DIRECTIONS:
Extract each line where the string "Taenia" shows up.

Rows from a dataset:
%%

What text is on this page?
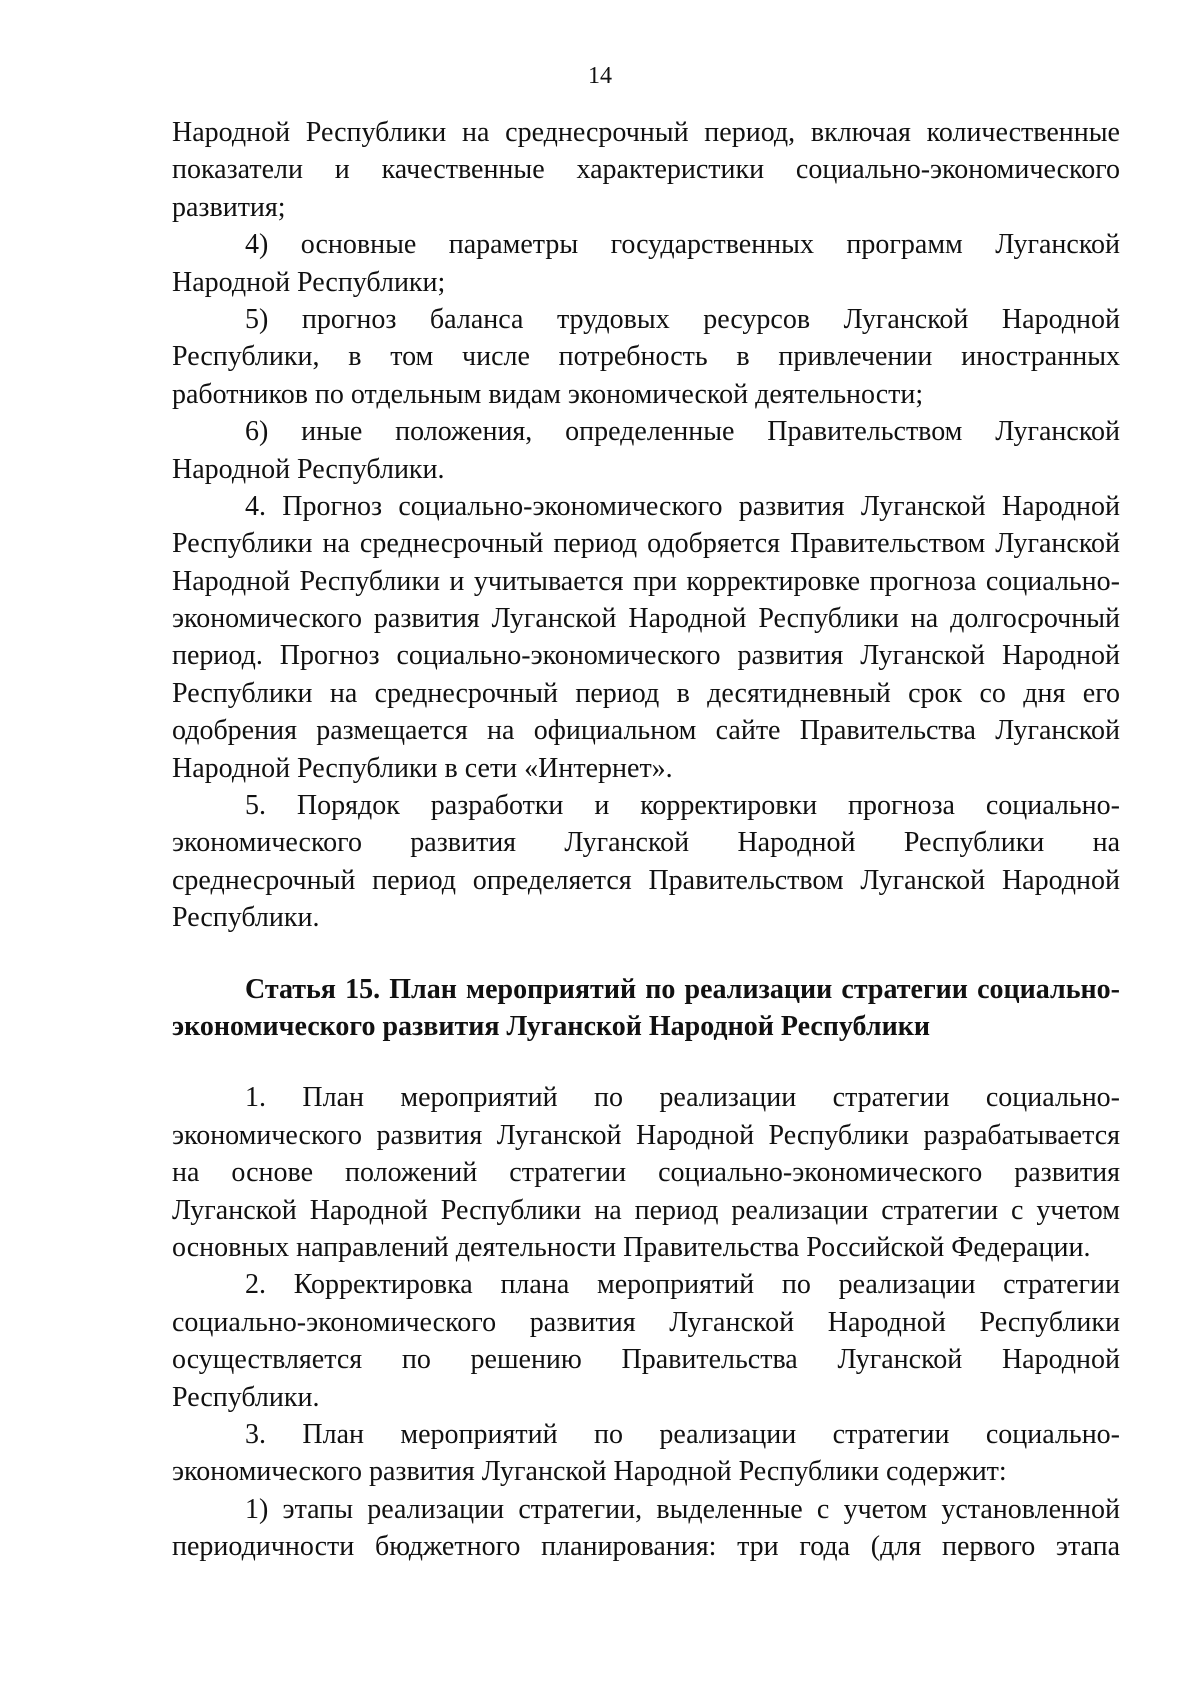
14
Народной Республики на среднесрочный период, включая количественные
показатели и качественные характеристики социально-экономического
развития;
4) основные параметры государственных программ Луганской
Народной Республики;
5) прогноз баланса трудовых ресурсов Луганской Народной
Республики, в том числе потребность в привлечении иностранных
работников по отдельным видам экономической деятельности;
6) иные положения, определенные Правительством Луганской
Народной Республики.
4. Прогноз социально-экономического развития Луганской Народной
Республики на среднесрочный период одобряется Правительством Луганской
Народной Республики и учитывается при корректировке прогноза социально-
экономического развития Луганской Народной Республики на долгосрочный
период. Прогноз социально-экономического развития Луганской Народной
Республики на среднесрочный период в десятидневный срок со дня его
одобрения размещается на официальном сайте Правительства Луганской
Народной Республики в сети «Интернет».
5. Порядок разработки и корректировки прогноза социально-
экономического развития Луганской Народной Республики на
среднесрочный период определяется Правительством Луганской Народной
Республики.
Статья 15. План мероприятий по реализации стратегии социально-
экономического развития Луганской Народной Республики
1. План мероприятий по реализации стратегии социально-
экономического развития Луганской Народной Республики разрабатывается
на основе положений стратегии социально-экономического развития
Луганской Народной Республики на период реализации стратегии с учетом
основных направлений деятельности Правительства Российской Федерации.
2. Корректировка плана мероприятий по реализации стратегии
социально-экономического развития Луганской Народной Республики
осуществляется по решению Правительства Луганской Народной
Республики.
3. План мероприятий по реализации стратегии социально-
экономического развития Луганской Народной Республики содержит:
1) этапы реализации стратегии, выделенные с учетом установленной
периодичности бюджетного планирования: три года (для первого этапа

%%
%%

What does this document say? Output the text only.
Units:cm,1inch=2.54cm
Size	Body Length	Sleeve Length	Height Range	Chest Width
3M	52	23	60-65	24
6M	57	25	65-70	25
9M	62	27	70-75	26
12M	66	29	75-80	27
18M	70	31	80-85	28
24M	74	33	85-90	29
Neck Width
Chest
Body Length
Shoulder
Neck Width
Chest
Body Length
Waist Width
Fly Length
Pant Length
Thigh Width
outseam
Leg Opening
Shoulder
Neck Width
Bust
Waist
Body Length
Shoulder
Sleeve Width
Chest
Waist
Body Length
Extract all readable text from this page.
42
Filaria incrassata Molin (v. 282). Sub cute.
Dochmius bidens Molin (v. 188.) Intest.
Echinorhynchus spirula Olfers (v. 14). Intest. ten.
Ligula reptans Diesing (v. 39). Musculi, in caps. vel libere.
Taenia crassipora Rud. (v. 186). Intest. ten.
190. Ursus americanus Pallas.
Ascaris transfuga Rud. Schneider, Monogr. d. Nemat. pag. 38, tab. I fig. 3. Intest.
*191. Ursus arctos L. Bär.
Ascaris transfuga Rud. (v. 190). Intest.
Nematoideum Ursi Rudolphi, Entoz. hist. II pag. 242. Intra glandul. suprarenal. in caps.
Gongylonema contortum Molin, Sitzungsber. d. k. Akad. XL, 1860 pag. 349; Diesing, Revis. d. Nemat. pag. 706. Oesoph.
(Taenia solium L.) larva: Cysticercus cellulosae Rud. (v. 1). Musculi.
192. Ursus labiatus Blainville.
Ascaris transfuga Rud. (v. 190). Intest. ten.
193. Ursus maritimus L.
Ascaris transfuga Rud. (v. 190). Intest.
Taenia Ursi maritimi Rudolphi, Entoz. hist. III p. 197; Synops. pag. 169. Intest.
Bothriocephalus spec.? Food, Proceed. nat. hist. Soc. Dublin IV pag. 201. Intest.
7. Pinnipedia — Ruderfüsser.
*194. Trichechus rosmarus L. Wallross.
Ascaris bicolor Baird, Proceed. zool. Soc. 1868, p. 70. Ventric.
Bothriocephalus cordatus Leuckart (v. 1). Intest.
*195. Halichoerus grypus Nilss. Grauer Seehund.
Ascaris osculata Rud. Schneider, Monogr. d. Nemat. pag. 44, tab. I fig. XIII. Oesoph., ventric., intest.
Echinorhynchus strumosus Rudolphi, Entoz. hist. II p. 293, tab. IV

%%

COMPLETE OUTPUT:
Taenia crassipora Rud. (v. 186). Intest. ten.
(Taenia solium L.) larva: Cysticercus cellulosae Rud. (v. 1). Musculi.
Taenia Ursi maritimi Rudolphi, Entoz. hist. III p. 197; Synops. pag. 169. Intest.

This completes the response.